▶ Passage
[Start of Attachment]

Endothelial dysfunction represents a predominant early feature of diabetes and makes diabetic patients prone to renal complications. Recent evidence has indicated possible role of xanthine oxidase (XO) in the pathogenesis of vascular dysfunction associated with diabetes. However, it is not clear whether XO activity is involved in pathogenesis of diabetic nephropathy (DN). We investigated the contribution of XO activation on the progression of mouse DN by selective XO inhibitors, Topiroxostat (Top) and Febuxostat (Feb).Design and Method:
Male Ins2Akita heterozygote (Akita; 10 weeks old) mice were used. Wild-type (WT) mice were used for control. Akita mice were treated with Top (3 mg/kg/day), Feb (1 mg/kg/day) or Vehicle (Vehi) for 4weeks. Serum uric acid and urinary albumin excretion (UAE) were measured. Glomerular pathological changes were also examined by light microscope and electron microscope. Glomerular permeability was assessed using 2 photon microscopy and fluorescent labeling albumin.Results:
Serum uric acid levels showed no significant difference between all groups. Akita + Top or Akita + Feb groups showed significant reduction of UAE in comparison with Akita + Vehi group. Mesangial expansion, glomerular collagen IV deposition, and glomerular endothelial injury (examined by lectin stain and transmission electron microscope) were ameliorated in Akita + Top or Akita + Feb group compared with Akita + Vehi group. Furthermore, glomerular permeability was deteriorated in Akita + Vehi group compared with WT group. These changes were ameliorated with addition of Top or Feb.Conclusions:
XO inhibitors preserved glomerular endothelial function and improved deteriorated glomerular permeability, indicating that XO activation is involved in pathogenesis of DN.

[End of Attachment]

Dataset entries
[Start of Attachment]

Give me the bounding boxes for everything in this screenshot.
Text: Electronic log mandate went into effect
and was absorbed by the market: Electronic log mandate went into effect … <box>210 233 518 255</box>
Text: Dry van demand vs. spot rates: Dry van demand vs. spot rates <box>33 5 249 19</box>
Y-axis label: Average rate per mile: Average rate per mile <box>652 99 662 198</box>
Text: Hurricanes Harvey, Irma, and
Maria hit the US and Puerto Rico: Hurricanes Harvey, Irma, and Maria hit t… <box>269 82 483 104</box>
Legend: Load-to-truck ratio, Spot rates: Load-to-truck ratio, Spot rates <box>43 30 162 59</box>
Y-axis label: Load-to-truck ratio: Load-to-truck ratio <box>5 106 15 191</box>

[End of Attachment]

▶ Description of the task
List every group of mice that the text on xanthine oxidase in diabetic nephropathy uses in its comparisons.

▶ Response area
- Wild-type (WT) mice
- Akita + Top
- Akita + Feb
- Akita + Vehi